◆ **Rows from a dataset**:
####################

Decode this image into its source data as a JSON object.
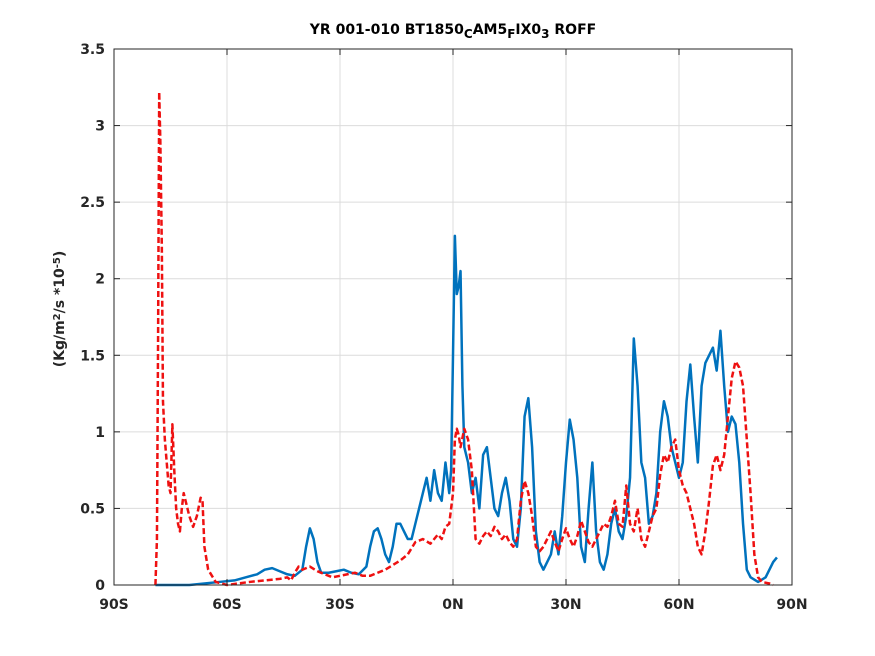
{
  "chart_data": {
    "type": "line",
    "title_parts": [
      {
        "text": "YR 001-010 BT1850"
      },
      {
        "text": "C",
        "sub": true
      },
      {
        "text": "AM5"
      },
      {
        "text": "F",
        "sub": true
      },
      {
        "text": "IX0"
      },
      {
        "text": "3",
        "sub": true
      },
      {
        "text": " ROFF"
      }
    ],
    "ylabel_parts": [
      {
        "text": "(Kg/m"
      },
      {
        "text": "2",
        "sup": true
      },
      {
        "text": "/s   *10"
      },
      {
        "text": "-5",
        "sup": true
      },
      {
        "text": ")"
      }
    ],
    "xlim": [
      -90,
      90
    ],
    "ylim": [
      0,
      3.5
    ],
    "xticks": [
      -90,
      -60,
      -30,
      0,
      30,
      60,
      90
    ],
    "xtick_labels": [
      "90S",
      "60S",
      "30S",
      "0N",
      "30N",
      "60N",
      "90N"
    ],
    "yticks": [
      0,
      0.5,
      1,
      1.5,
      2,
      2.5,
      3,
      3.5
    ],
    "ytick_labels": [
      "0",
      "0.5",
      "1",
      "1.5",
      "2",
      "2.5",
      "3",
      "3.5"
    ],
    "grid": true,
    "series": [
      {
        "color": "#0072bd",
        "style": "solid",
        "points": [
          [
            -79,
            0
          ],
          [
            -75,
            0
          ],
          [
            -70,
            0
          ],
          [
            -66,
            0.01
          ],
          [
            -62,
            0.02
          ],
          [
            -58,
            0.03
          ],
          [
            -55,
            0.05
          ],
          [
            -52,
            0.07
          ],
          [
            -50,
            0.1
          ],
          [
            -48,
            0.11
          ],
          [
            -46,
            0.09
          ],
          [
            -44,
            0.07
          ],
          [
            -42,
            0.06
          ],
          [
            -40,
            0.1
          ],
          [
            -39,
            0.25
          ],
          [
            -38,
            0.37
          ],
          [
            -37,
            0.3
          ],
          [
            -36,
            0.15
          ],
          [
            -35,
            0.08
          ],
          [
            -33,
            0.08
          ],
          [
            -31,
            0.09
          ],
          [
            -29,
            0.1
          ],
          [
            -27,
            0.08
          ],
          [
            -25,
            0.07
          ],
          [
            -23,
            0.12
          ],
          [
            -22,
            0.25
          ],
          [
            -21,
            0.35
          ],
          [
            -20,
            0.37
          ],
          [
            -19,
            0.3
          ],
          [
            -18,
            0.2
          ],
          [
            -17,
            0.15
          ],
          [
            -16,
            0.25
          ],
          [
            -15,
            0.4
          ],
          [
            -14,
            0.4
          ],
          [
            -13,
            0.35
          ],
          [
            -12,
            0.3
          ],
          [
            -11,
            0.3
          ],
          [
            -10,
            0.4
          ],
          [
            -9,
            0.5
          ],
          [
            -8,
            0.6
          ],
          [
            -7,
            0.7
          ],
          [
            -6,
            0.55
          ],
          [
            -5,
            0.75
          ],
          [
            -4,
            0.6
          ],
          [
            -3,
            0.55
          ],
          [
            -2,
            0.8
          ],
          [
            -1,
            0.6
          ],
          [
            -0.5,
            0.75
          ],
          [
            0,
            1.5
          ],
          [
            0.5,
            2.28
          ],
          [
            1,
            1.9
          ],
          [
            1.5,
            1.95
          ],
          [
            2,
            2.05
          ],
          [
            2.5,
            1.3
          ],
          [
            3,
            0.9
          ],
          [
            4,
            0.8
          ],
          [
            5,
            0.6
          ],
          [
            6,
            0.7
          ],
          [
            7,
            0.5
          ],
          [
            8,
            0.85
          ],
          [
            9,
            0.9
          ],
          [
            10,
            0.7
          ],
          [
            11,
            0.5
          ],
          [
            12,
            0.45
          ],
          [
            13,
            0.6
          ],
          [
            14,
            0.7
          ],
          [
            15,
            0.55
          ],
          [
            16,
            0.3
          ],
          [
            17,
            0.25
          ],
          [
            18,
            0.5
          ],
          [
            19,
            1.1
          ],
          [
            20,
            1.22
          ],
          [
            21,
            0.9
          ],
          [
            22,
            0.35
          ],
          [
            23,
            0.15
          ],
          [
            24,
            0.1
          ],
          [
            25,
            0.15
          ],
          [
            26,
            0.2
          ],
          [
            27,
            0.35
          ],
          [
            28,
            0.2
          ],
          [
            29,
            0.45
          ],
          [
            30,
            0.8
          ],
          [
            31,
            1.08
          ],
          [
            32,
            0.95
          ],
          [
            33,
            0.7
          ],
          [
            34,
            0.25
          ],
          [
            35,
            0.15
          ],
          [
            36,
            0.5
          ],
          [
            37,
            0.8
          ],
          [
            38,
            0.35
          ],
          [
            39,
            0.15
          ],
          [
            40,
            0.1
          ],
          [
            41,
            0.2
          ],
          [
            42,
            0.4
          ],
          [
            43,
            0.5
          ],
          [
            44,
            0.35
          ],
          [
            45,
            0.3
          ],
          [
            46,
            0.45
          ],
          [
            47,
            0.7
          ],
          [
            48,
            1.61
          ],
          [
            49,
            1.3
          ],
          [
            50,
            0.8
          ],
          [
            51,
            0.7
          ],
          [
            52,
            0.4
          ],
          [
            53,
            0.45
          ],
          [
            54,
            0.6
          ],
          [
            55,
            1.0
          ],
          [
            56,
            1.2
          ],
          [
            57,
            1.1
          ],
          [
            58,
            0.9
          ],
          [
            59,
            0.8
          ],
          [
            60,
            0.7
          ],
          [
            61,
            0.8
          ],
          [
            62,
            1.2
          ],
          [
            63,
            1.44
          ],
          [
            64,
            1.1
          ],
          [
            65,
            0.8
          ],
          [
            66,
            1.3
          ],
          [
            67,
            1.45
          ],
          [
            68,
            1.5
          ],
          [
            69,
            1.55
          ],
          [
            70,
            1.4
          ],
          [
            71,
            1.66
          ],
          [
            72,
            1.3
          ],
          [
            73,
            1.0
          ],
          [
            74,
            1.1
          ],
          [
            75,
            1.05
          ],
          [
            76,
            0.8
          ],
          [
            77,
            0.4
          ],
          [
            78,
            0.1
          ],
          [
            79,
            0.05
          ],
          [
            81,
            0.02
          ],
          [
            83,
            0.05
          ],
          [
            85,
            0.15
          ],
          [
            86,
            0.18
          ]
        ]
      },
      {
        "color": "#ee1111",
        "style": "dashed",
        "points": [
          [
            -79,
            0
          ],
          [
            -78.6,
            0.3
          ],
          [
            -78.3,
            1.6
          ],
          [
            -78,
            3.22
          ],
          [
            -77.7,
            2.9
          ],
          [
            -77.3,
            2.2
          ],
          [
            -77,
            1.2
          ],
          [
            -76.5,
            0.95
          ],
          [
            -76,
            0.8
          ],
          [
            -75.5,
            0.65
          ],
          [
            -75,
            0.6
          ],
          [
            -74.5,
            1.05
          ],
          [
            -74,
            0.75
          ],
          [
            -73.5,
            0.5
          ],
          [
            -73,
            0.4
          ],
          [
            -72.5,
            0.35
          ],
          [
            -72,
            0.5
          ],
          [
            -71.5,
            0.6
          ],
          [
            -71,
            0.55
          ],
          [
            -70,
            0.45
          ],
          [
            -69,
            0.38
          ],
          [
            -68,
            0.45
          ],
          [
            -67,
            0.57
          ],
          [
            -66.5,
            0.55
          ],
          [
            -66,
            0.25
          ],
          [
            -65,
            0.1
          ],
          [
            -63,
            0.02
          ],
          [
            -60,
            0
          ],
          [
            -57,
            0.01
          ],
          [
            -54,
            0.02
          ],
          [
            -50,
            0.03
          ],
          [
            -46,
            0.04
          ],
          [
            -44,
            0.05
          ],
          [
            -43,
            0.03
          ],
          [
            -42,
            0.08
          ],
          [
            -41,
            0.12
          ],
          [
            -40,
            0.1
          ],
          [
            -38,
            0.12
          ],
          [
            -36,
            0.09
          ],
          [
            -34,
            0.07
          ],
          [
            -32,
            0.05
          ],
          [
            -30,
            0.06
          ],
          [
            -28,
            0.07
          ],
          [
            -26,
            0.08
          ],
          [
            -24,
            0.06
          ],
          [
            -22,
            0.06
          ],
          [
            -20,
            0.08
          ],
          [
            -18,
            0.1
          ],
          [
            -16,
            0.13
          ],
          [
            -14,
            0.16
          ],
          [
            -12,
            0.2
          ],
          [
            -10,
            0.28
          ],
          [
            -8,
            0.3
          ],
          [
            -6,
            0.27
          ],
          [
            -4,
            0.33
          ],
          [
            -3,
            0.3
          ],
          [
            -2,
            0.38
          ],
          [
            -1,
            0.4
          ],
          [
            0,
            0.6
          ],
          [
            0.5,
            0.95
          ],
          [
            1,
            1.02
          ],
          [
            1.5,
            0.98
          ],
          [
            2,
            0.9
          ],
          [
            3,
            1.02
          ],
          [
            4,
            0.95
          ],
          [
            5,
            0.75
          ],
          [
            6,
            0.3
          ],
          [
            7,
            0.27
          ],
          [
            8,
            0.32
          ],
          [
            9,
            0.35
          ],
          [
            10,
            0.32
          ],
          [
            11,
            0.38
          ],
          [
            12,
            0.35
          ],
          [
            13,
            0.3
          ],
          [
            14,
            0.33
          ],
          [
            15,
            0.28
          ],
          [
            16,
            0.25
          ],
          [
            17,
            0.3
          ],
          [
            18,
            0.55
          ],
          [
            19,
            0.68
          ],
          [
            20,
            0.6
          ],
          [
            21,
            0.45
          ],
          [
            22,
            0.25
          ],
          [
            23,
            0.22
          ],
          [
            24,
            0.25
          ],
          [
            25,
            0.3
          ],
          [
            26,
            0.35
          ],
          [
            27,
            0.28
          ],
          [
            28,
            0.22
          ],
          [
            29,
            0.3
          ],
          [
            30,
            0.37
          ],
          [
            31,
            0.3
          ],
          [
            32,
            0.25
          ],
          [
            33,
            0.32
          ],
          [
            34,
            0.42
          ],
          [
            35,
            0.35
          ],
          [
            36,
            0.28
          ],
          [
            37,
            0.25
          ],
          [
            38,
            0.3
          ],
          [
            39,
            0.35
          ],
          [
            40,
            0.4
          ],
          [
            41,
            0.38
          ],
          [
            42,
            0.45
          ],
          [
            43,
            0.55
          ],
          [
            44,
            0.4
          ],
          [
            45,
            0.38
          ],
          [
            46,
            0.65
          ],
          [
            47,
            0.4
          ],
          [
            48,
            0.35
          ],
          [
            49,
            0.5
          ],
          [
            50,
            0.3
          ],
          [
            51,
            0.25
          ],
          [
            52,
            0.35
          ],
          [
            53,
            0.45
          ],
          [
            54,
            0.5
          ],
          [
            55,
            0.72
          ],
          [
            56,
            0.85
          ],
          [
            57,
            0.8
          ],
          [
            58,
            0.9
          ],
          [
            59,
            0.95
          ],
          [
            60,
            0.75
          ],
          [
            61,
            0.65
          ],
          [
            62,
            0.6
          ],
          [
            63,
            0.5
          ],
          [
            64,
            0.4
          ],
          [
            65,
            0.25
          ],
          [
            66,
            0.2
          ],
          [
            67,
            0.35
          ],
          [
            68,
            0.55
          ],
          [
            69,
            0.78
          ],
          [
            70,
            0.85
          ],
          [
            71,
            0.75
          ],
          [
            72,
            0.85
          ],
          [
            73,
            1.1
          ],
          [
            74,
            1.35
          ],
          [
            75,
            1.46
          ],
          [
            76,
            1.42
          ],
          [
            77,
            1.3
          ],
          [
            78,
            0.95
          ],
          [
            79,
            0.6
          ],
          [
            80,
            0.2
          ],
          [
            81,
            0.05
          ],
          [
            82,
            0.02
          ],
          [
            84,
            0.01
          ],
          [
            85,
            0
          ]
        ]
      }
    ]
  }
}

####################

In the material above, find the lines that contain "text" and show them.

◆ **Solution to this problem**:
        "text": "YR 001-010 BT1850"
        "text": "C",
        "text": "AM5"
        "text": "F",
        "text": "IX0"
        "text": "3",
        "text": " ROFF"
        "text": "(Kg/m"
        "text": "2",
        "text": "/s   *10"
        "text": "-5",
        "text": ")"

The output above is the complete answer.